- 抜粋本文:
^^^^^^^^^^^^^^^^
そうですね。「Tokyo Editors Lab」でわれわれは、ラジオとアプリを融合させたツールを提案しました。というのも、これまでの災害を通して、被災地での情報不足はさらなる混乱につながると痛感させられてきたからです。

また、一定の支援が進めば、情報や物資だけでなく、被災者に元気を取り戻してもらうための取り組みも必要です。そこでニッポン放送では、古くは長崎県の雲仙・普賢岳の大噴火(1991年)や北海道南西沖地震(1993年)から、2011年の東日本大震災に至るまで、パーソナリティの泉谷しげるさんを中心に、音楽を通して“心の物資”を届けようという趣旨のキャンペーンを不定期に行ってきました。ラジオ局ならではの特性を生かしてできることが、まだまだたくさんあるのではないかと思います。

放送を止めないための災害対応マニュアルを全社員に配布

社内の災害対応マニュアルには、放送設備の操作だけでなく、部局を超えて社員一人ひとりが出社順に何をするべきかが具体的に書かれている

――しかし、放送局自体が被災するケースもあると思います。ニッポン放送ではどのような対策を取っていますか。
^^^^^^^^^^^^^^^^
- 抽出データ:
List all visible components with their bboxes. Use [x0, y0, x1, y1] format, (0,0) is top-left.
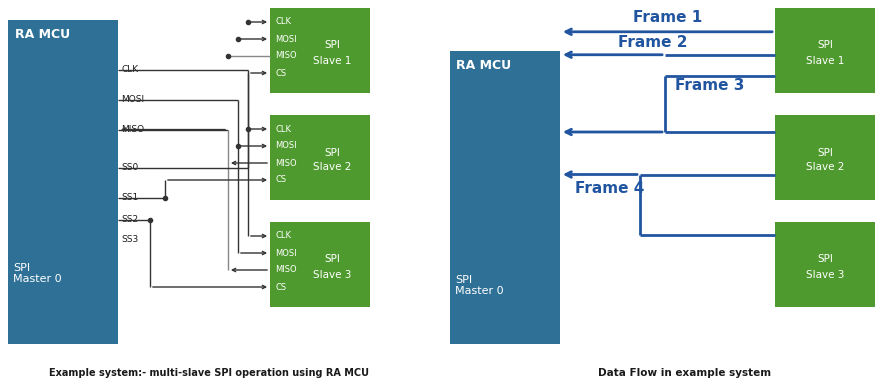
Text: CS: CS	[275, 283, 286, 292]
Text: CLK: CLK	[275, 124, 291, 133]
Text: CLK: CLK	[275, 18, 291, 27]
Text: SPI
Master 0: SPI Master 0	[455, 274, 504, 296]
Text: MOSI: MOSI	[275, 142, 297, 151]
Text: Slave 1: Slave 1	[805, 56, 845, 66]
Text: SPI: SPI	[817, 255, 833, 264]
Text: SPI: SPI	[324, 41, 340, 50]
Text: MISO: MISO	[275, 52, 297, 61]
Text: Frame 4: Frame 4	[575, 181, 645, 196]
Text: SPI: SPI	[817, 41, 833, 50]
Text: Slave 2: Slave 2	[313, 163, 351, 172]
Text: MOSI: MOSI	[275, 34, 297, 43]
Text: Frame 1: Frame 1	[633, 10, 702, 25]
Text: Frame 2: Frame 2	[618, 35, 687, 50]
Text: RA MCU: RA MCU	[15, 27, 70, 41]
Bar	[775, 222, 875, 307]
Text: Slave 3: Slave 3	[313, 269, 351, 280]
Bar	[270, 222, 370, 307]
Bar	[775, 115, 875, 200]
Text: Slave 2: Slave 2	[805, 163, 845, 172]
Bar	[270, 115, 370, 200]
Text: CS: CS	[275, 176, 286, 185]
Text: Slave 3: Slave 3	[805, 269, 845, 280]
Text: Slave 1: Slave 1	[313, 56, 351, 66]
Text: SPI: SPI	[324, 147, 340, 158]
Text: MOSI: MOSI	[275, 249, 297, 258]
Text: MOSI: MOSI	[121, 95, 144, 104]
Text: SPI
Master 0: SPI Master 0	[13, 263, 61, 285]
Text: SS2: SS2	[121, 215, 138, 224]
Text: CLK: CLK	[275, 231, 291, 240]
Text: SPI: SPI	[324, 255, 340, 264]
Text: CLK: CLK	[121, 65, 138, 74]
Bar	[8, 20, 118, 344]
Text: SPI: SPI	[817, 147, 833, 158]
Bar	[270, 8, 370, 93]
Bar	[450, 51, 560, 344]
Bar	[775, 8, 875, 93]
Text: RA MCU: RA MCU	[456, 59, 511, 72]
Text: SS3: SS3	[121, 235, 139, 244]
Text: Frame 3: Frame 3	[675, 79, 744, 93]
Text: CS: CS	[275, 68, 286, 77]
Text: MISO: MISO	[121, 125, 144, 134]
Text: MISO: MISO	[275, 265, 297, 274]
Text: SS1: SS1	[121, 193, 139, 202]
Text: SS0: SS0	[121, 163, 139, 172]
Text: Example system:- multi-slave SPI operation using RA MCU: Example system:- multi-slave SPI operati…	[49, 368, 369, 378]
Text: MISO: MISO	[275, 158, 297, 167]
Text: Data Flow in example system: Data Flow in example system	[598, 368, 772, 378]
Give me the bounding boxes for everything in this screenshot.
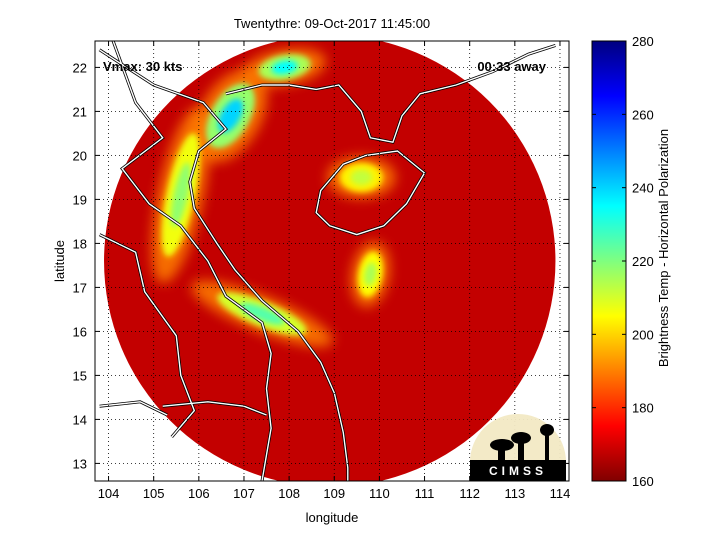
coastlines-white: [99, 41, 556, 481]
coastline: [162, 401, 267, 416]
y-tick-label: 13: [73, 456, 87, 471]
y-tick-label: 17: [73, 280, 87, 295]
x-tick-label: 107: [233, 486, 255, 501]
y-axis-ticks: 13 14 15 16 17 18 19 20 21 22: [73, 60, 569, 471]
feature-core: [239, 302, 285, 325]
y-tick-label: 14: [73, 412, 87, 427]
x-tick-label: 110: [369, 486, 390, 501]
coastline: [225, 44, 556, 144]
feature-core: [170, 162, 191, 228]
x-tick-label: 109: [323, 486, 345, 501]
coastline: [315, 150, 426, 236]
x-tick-label: 104: [98, 486, 120, 501]
x-tick-label: 113: [504, 486, 525, 501]
x-tick-label: 108: [278, 486, 300, 501]
time-away-annotation: 00:33 away: [477, 59, 546, 74]
feature-core: [364, 262, 377, 287]
colorbar-tick-label: 180: [632, 401, 654, 416]
colorbar-tick-label: 200: [632, 327, 654, 342]
cimss-logo: CIMSS: [470, 414, 566, 481]
y-axis-label: latitude: [52, 240, 67, 282]
coastline: [112, 41, 272, 481]
x-tick-label: 114: [550, 486, 571, 501]
colorbar-tick-label: 220: [632, 254, 654, 269]
colorbar-tick-label: 260: [632, 107, 654, 122]
x-tick-label: 111: [415, 486, 435, 501]
vmax-annotation: Vmax: 30 kts: [103, 59, 183, 74]
y-tick-label: 18: [73, 236, 87, 251]
x-tick-label: 105: [143, 486, 165, 501]
feature-core: [271, 60, 298, 75]
coastline: [99, 401, 168, 416]
colorbar: 280 260 240 220 200 180 160 Brightness Temp - …: [591, 34, 671, 489]
grid-lines: [95, 41, 569, 481]
y-tick-label: 15: [73, 368, 87, 383]
coastline: [99, 233, 196, 438]
brightness-features: [151, 48, 396, 347]
colorbar-tick-label: 240: [632, 181, 654, 196]
y-tick-label: 16: [73, 324, 87, 339]
y-tick-label: 21: [73, 104, 87, 119]
feature-core: [350, 169, 373, 186]
colorbar-tick-label: 280: [632, 34, 654, 49]
y-tick-label: 20: [73, 148, 87, 163]
colorbar-tick-label: 160: [632, 474, 654, 489]
y-tick-label: 22: [73, 60, 87, 75]
colorbar-gradient: [591, 40, 627, 482]
chart-title: Twentythre: 09-Oct-2017 11:45:00: [234, 16, 430, 31]
coastline: [99, 49, 349, 481]
colorbar-ticks: 280 260 240 220 200 180 160: [592, 34, 654, 489]
colorbar-label: Brightness Temp - Horizontal Polarizatio…: [656, 129, 671, 367]
cimss-logo-text: CIMSS: [489, 464, 547, 478]
axes-frame: [94, 40, 570, 482]
x-axis-ticks: 104 105 106 107 108 109 110 111 112 113 114: [98, 41, 571, 501]
plot-area: [95, 41, 569, 481]
x-tick-label: 106: [188, 486, 210, 501]
x-axis-label: longitude: [306, 510, 359, 525]
y-tick-label: 19: [73, 192, 87, 207]
x-tick-label: 112: [459, 486, 480, 501]
feature-core: [217, 98, 243, 133]
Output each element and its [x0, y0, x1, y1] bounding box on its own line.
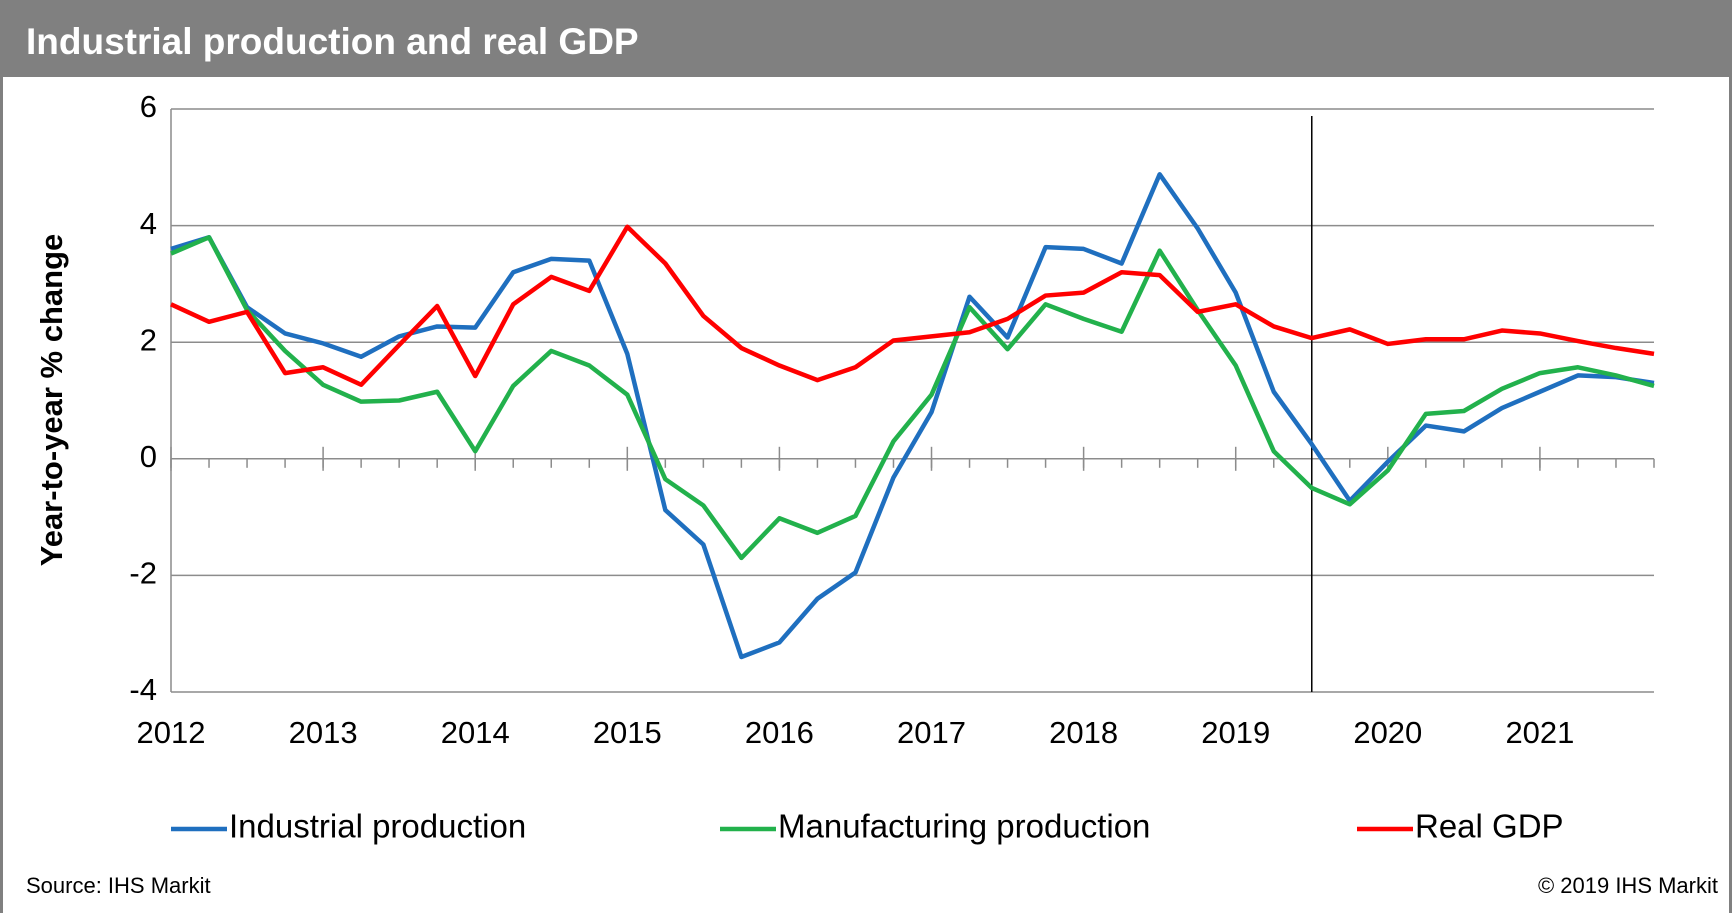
x-tick-label: 2013	[289, 715, 358, 750]
y-tick-label: 6	[140, 89, 157, 124]
x-tick-label: 2021	[1505, 715, 1574, 750]
y-tick-label: 2	[140, 322, 157, 357]
x-tick-label: 2020	[1353, 715, 1422, 750]
legend-label: Manufacturing production	[778, 808, 1150, 845]
legend-label: Real GDP	[1415, 808, 1564, 845]
y-tick-label: 0	[140, 439, 157, 474]
copyright: © 2019 IHS Markit	[1538, 873, 1718, 898]
y-tick-label: 4	[140, 206, 157, 241]
x-tick-label: 2019	[1201, 715, 1270, 750]
series-line	[170, 224, 1655, 388]
x-tick-label: 2015	[593, 715, 662, 750]
series-line	[170, 235, 1655, 561]
legend-label: Industrial production	[229, 808, 526, 845]
y-tick-label: -2	[129, 556, 157, 591]
x-tick-label: 2017	[897, 715, 966, 750]
x-tick-label: 2018	[1049, 715, 1118, 750]
x-tick-label: 2014	[441, 715, 510, 750]
x-tick-label: 2016	[745, 715, 814, 750]
source: Source: IHS Markit	[26, 873, 211, 898]
y-tick-label: -4	[129, 672, 157, 707]
y-axis-title: Year-to-year % change	[34, 234, 69, 567]
chart-title: Industrial production and real GDP	[26, 21, 639, 62]
title-bar	[0, 0, 1732, 77]
x-tick-label: 2012	[137, 715, 206, 750]
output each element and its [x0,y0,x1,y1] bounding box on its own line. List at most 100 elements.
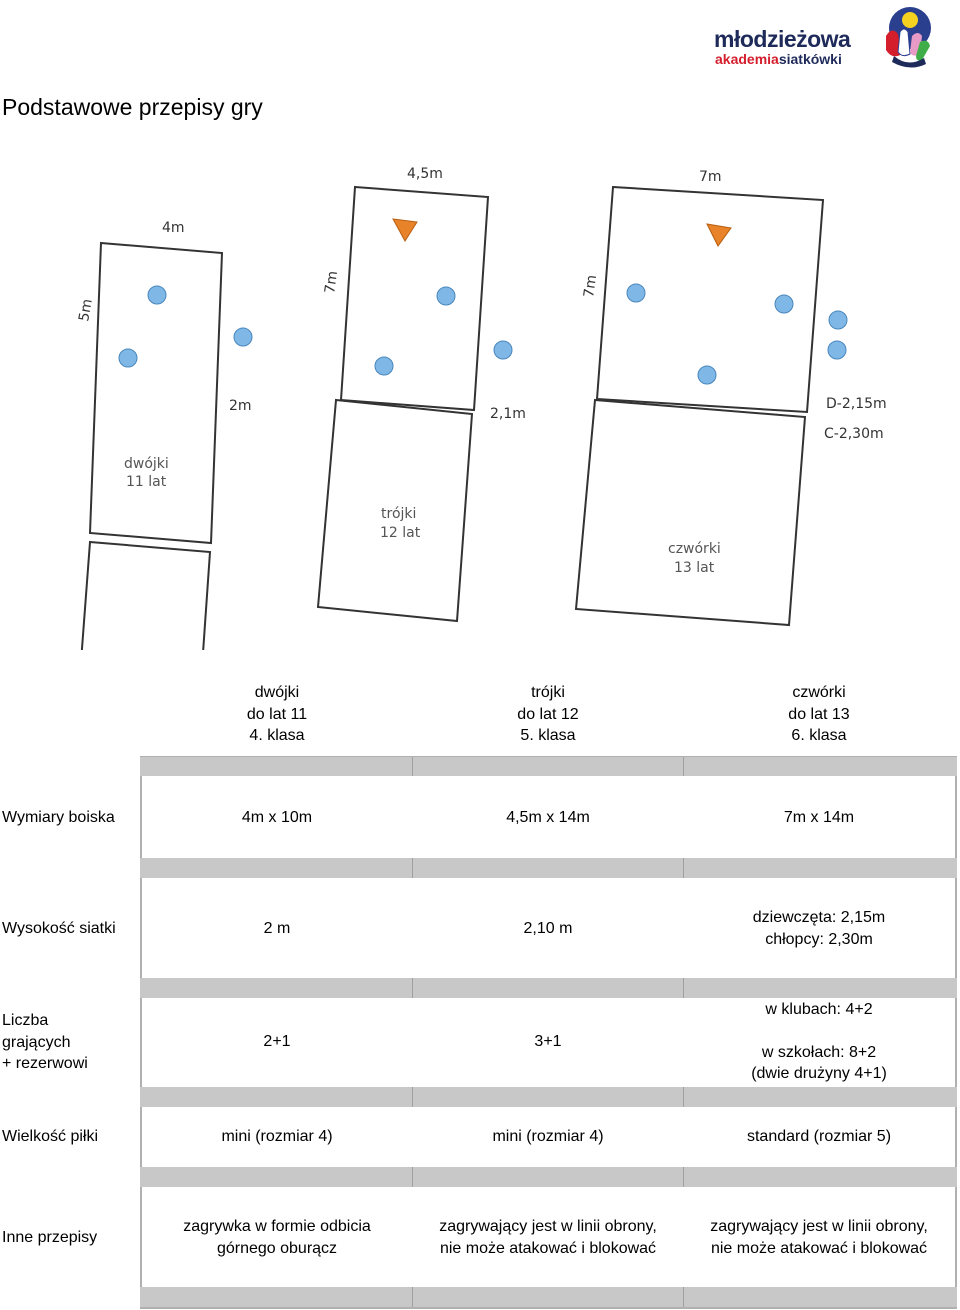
page-title: Podstawowe przepisy gry [2,94,263,120]
table-cell: zagrywka w formie odbicia górnego oburąc… [141,1216,413,1259]
cell-line: w klubach: 4+2 [765,1001,873,1018]
cell-line: 3+1 [534,1033,562,1050]
band-divider [683,858,684,878]
court-trojki-far-half [339,185,490,412]
cell-line: 4m x 10m [241,809,313,826]
court-czworki-age: 13 lat [674,560,715,576]
cell-line: (dwie drużyny 4+1) [751,1065,887,1082]
row-label-other-rules: Inne przepisy [2,1227,97,1249]
rules-table [140,756,957,1309]
column-header-line: 6. klasa [791,727,847,744]
column-header-line: dwójki [254,684,300,701]
column-header-line: trójki [531,684,565,701]
cell-line: zagrywający jest w linii obrony, [710,1218,928,1235]
band-divider [412,1087,413,1107]
table-cell: 2 m [141,918,413,940]
player-marker [774,294,794,314]
logo: młodzieżowa akademiasiatkówki [714,6,954,68]
row-label-players: Liczba grających + rezerwowi [2,1010,88,1075]
cell-line: chłopcy: 2,30m [765,930,873,948]
court-czworki-net-label-2: C-2,30m [824,426,884,442]
court-dwojki-name: dwójki [124,456,169,472]
court-czworki: 7m 7m D-2,15m C-2,30m czwórki 13 lat [574,169,887,627]
table-cell: zagrywający jest w linii obrony, nie moż… [412,1216,684,1259]
cell-line: górnego oburącz [216,1239,338,1257]
cell-line: dziewczęta: 2,15m [752,909,886,926]
band-divider [683,978,684,998]
cell-line: 2+1 [263,1033,291,1050]
row-label-line: Liczba [2,1012,49,1029]
cell-line: nie może atakować i blokować [710,1239,928,1257]
table-cell: 2,10 m [412,918,684,940]
table-band [140,978,957,998]
cell-line: mini (rozmiar 4) [221,1128,333,1145]
player-marker [828,310,848,330]
band-divider [683,1087,684,1107]
row-label-line: Wielkość piłki [2,1128,99,1145]
court-trojki-near-half [316,398,474,623]
row-label-field-size: Wymiary boiska [2,807,115,829]
setter-marker [392,218,418,242]
table-cell: 4,5m x 14m [412,807,684,829]
table-cell: mini (rozmiar 4) [412,1126,684,1148]
band-divider [683,1167,684,1187]
logo-text-siatkowki: siatkówki [778,51,842,67]
player-marker [436,286,456,306]
player-marker [626,283,646,303]
court-dwojki-net-label: 2m [229,398,252,414]
court-czworki-name: czwórki [668,541,721,557]
column-header-line: 5. klasa [520,727,576,744]
court-diagram-svg: 4m 5m 2m dwójki 11 lat 4,5m 7m 2,1m trój… [76,166,887,650]
column-header-trojki: trójki do lat 12 5. klasa [412,682,684,747]
player-marker [493,340,513,360]
court-dwojki-length-label: 5m [76,298,96,323]
table-cell: 3+1 [412,1031,684,1053]
court-czworki-length-label: 7m [581,274,600,299]
court-czworki-net-label-1: D-2,15m [826,396,887,412]
column-header-line: 4. klasa [249,727,305,744]
table-band [140,858,957,878]
table-band [140,1167,957,1187]
court-czworki-width-label: 7m [699,169,722,185]
table-cell: zagrywający jest w linii obrony, nie moż… [683,1216,955,1259]
cell-line: standard (rozmiar 5) [746,1128,892,1145]
logo-text-akademia: akademia [715,51,779,67]
band-divider [412,858,413,878]
player-marker [147,285,167,305]
court-dwojki-width-label: 4m [162,220,185,236]
cell-line: mini (rozmiar 4) [492,1128,604,1145]
player-marker [233,327,253,347]
band-divider [412,757,413,776]
band-divider [412,1167,413,1187]
band-divider [683,757,684,776]
cell-line: 2 m [263,920,291,937]
logo-text-line1: młodzieżowa [714,26,851,52]
court-czworki-far-half [595,185,825,414]
setter-marker [706,223,732,247]
column-header-czworki: czwórki do lat 13 6. klasa [683,682,955,747]
court-czworki-near-half [574,398,807,627]
logo-text-line2: akademiasiatkówki [715,52,842,66]
table-band [140,1087,957,1107]
table-cell: dziewczęta: 2,15m chłopcy: 2,30m [683,907,955,950]
table-cell: 7m x 14m [683,807,955,829]
cell-line: 7m x 14m [783,809,855,826]
cell-line: zagrywka w formie odbicia [183,1218,371,1235]
court-trojki-length-label: 7m [322,270,341,295]
court-trojki-name: trójki [381,506,416,522]
row-label-line: Wysokość siatki [2,920,116,937]
table-cell: w klubach: 4+2 w szkołach: 8+2 (dwie dru… [683,999,955,1085]
band-divider [412,1287,413,1307]
player-marker [374,356,394,376]
cell-line: 4,5m x 14m [506,809,590,826]
band-divider [683,1287,684,1307]
row-label-line: Wymiary boiska [2,809,115,826]
cell-line: w szkołach: 8+2 [761,1043,877,1061]
row-label-line: grających [2,1033,71,1051]
court-trojki-net-label: 2,1m [490,406,526,422]
cell-line: nie może atakować i blokować [439,1239,657,1257]
column-header-line: do lat 12 [517,705,579,723]
court-dwojki-near-half [80,540,212,650]
table-cell: 4m x 10m [141,807,413,829]
column-header-line: czwórki [792,684,846,701]
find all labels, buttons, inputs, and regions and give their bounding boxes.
^^^^^^^^^^^^^^^^
- 課題一覧:
1: ニッポン放送の災害対応についての本文で、「Tokyo Editors Lab」で提案されたツールは何と何を組み合わせたものですか。
2: ニッポン放送の災害対応についての本文から、「また、一定の支援が進めば、情」から「あるのではないかと思います。」までの部分をそのまま書き写してください。
3: ニッポン放送の災害対応についての本文を、最後の文の後から続けて書いてください。

- 解答一覧:
1: ラジオとアプリです。

2:
また、一定の支援が進めば、情報や物資だけでなく、被災者に元気を取り戻してもらうための取り組みも必要です。そこでニッポン放送では、古くは長崎県の雲仙・普賢岳の大噴火(1991年)や北海道南西沖地震(1993年)から、2011年の東日本大震災に至るまで、パーソナリティの泉谷しげるさんを中心に、音楽を通して“心の物資”を届けようという趣旨のキャンペーンを不定期に行ってきました。ラジオ局ならではの特性を生かしてできることが、まだまだたくさんあるのではないかと思います。

3:
ニッポン放送では1964年の新潟地震をきっかけに、災害時の細かな対応マニュアルを作成し、全社員に配布しています。このマニュアルには、放送を続ける方法が具体的にまとめられていて、どの装置をどう操作すれば電波が流せるかが、すべて明記されているんです。一世代前のマニュアルには万が一、都内全域が壊滅した場合に、千葉県にある弊社の送信所へ行くために契約している船宿まで記されていたので、いざという時は誰かが海を渡って放送を続けることも想定されていました。

もし、その木更津の送信所が被災して使えなくなったとしても、現在はAMラジオ全局がFMでも電波を発信しています【※】から、どちらか稼働するほうを利用します。ニッポン放送では、たとえ被災によって社員1人になってしまったとしても、放送を途絶えさせない備えをしているわけです。

※ ワイドFM(FM補完放送)。AM放送局の放送エリアにおいて、難聴対策や災害対策のために従来のFM放送用の周波数を用いてAM番組を放送している。

――それはすごい……! あまり想像したくない事態ですが、強い使命感を感じさせる体制ですね。

実際に、東日本大震災で東北放送さんが被災した時は、送信所こそ無事だったものの、周囲が海に飲まれたことから発電機に給油ができず、放送が続けられなくなる危機にひんしました。ラジオ局が使命を果たすには、あらゆる状況を想定して対策を練っておく必要があります。

――有事の際に放送すべき情報とは何でしょうか。

伝えるべきは被害状況よりも、あくまで被災者に寄り添った情報です。どこでどのような支援活動がなされているか、救助された人たちがどこにいるかなどを伝えることが最優先だと、社員には日頃から徹底指導しています。ただし、実際にはそうした作業の前に必ずやらなければならないことがあります。それは自分の家族の安全を確認すること。社員の一人ひとりが家族の安全を確保し、その上で動けるのであれば、放送を続けるために最善を尽くすことをルールとしています。

――こうした災害対策としては、他局との横の連携も?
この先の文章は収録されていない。